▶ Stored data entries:
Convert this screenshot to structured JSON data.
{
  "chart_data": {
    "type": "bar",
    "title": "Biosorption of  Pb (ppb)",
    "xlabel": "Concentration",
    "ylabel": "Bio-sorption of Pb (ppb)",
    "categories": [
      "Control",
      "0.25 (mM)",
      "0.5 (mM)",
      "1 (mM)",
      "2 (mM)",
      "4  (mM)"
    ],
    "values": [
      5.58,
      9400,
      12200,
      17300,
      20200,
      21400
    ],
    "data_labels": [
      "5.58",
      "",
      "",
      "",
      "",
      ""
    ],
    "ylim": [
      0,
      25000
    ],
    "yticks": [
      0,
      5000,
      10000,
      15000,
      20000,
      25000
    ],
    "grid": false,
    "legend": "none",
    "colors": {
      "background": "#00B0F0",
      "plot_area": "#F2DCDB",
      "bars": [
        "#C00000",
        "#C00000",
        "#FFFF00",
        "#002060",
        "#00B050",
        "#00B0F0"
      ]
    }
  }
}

▶ Problem to work on: Retype the listing above in full, with no alterations.

▶ Answer below:
Convert this screenshot to structured JSON data.
{
  "chart_data": {
    "type": "bar",
    "title": "Biosorption of  Pb (ppb)",
    "xlabel": "Concentration",
    "ylabel": "Bio-sorption of Pb (ppb)",
    "categories": [
      "Control",
      "0.25 (mM)",
      "0.5 (mM)",
      "1 (mM)",
      "2 (mM)",
      "4  (mM)"
    ],
    "values": [
      5.58,
      9400,
      12200,
      17300,
      20200,
      21400
    ],
    "data_labels": [
      "5.58",
      "",
      "",
      "",
      "",
      ""
    ],
    "ylim": [
      0,
      25000
    ],
    "yticks": [
      0,
      5000,
      10000,
      15000,
      20000,
      25000
    ],
    "grid": false,
    "legend": "none",
    "colors": {
      "background": "#00B0F0",
      "plot_area": "#F2DCDB",
      "bars": [
        "#C00000",
        "#C00000",
        "#FFFF00",
        "#002060",
        "#00B050",
        "#00B0F0"
      ]
    }
  }
}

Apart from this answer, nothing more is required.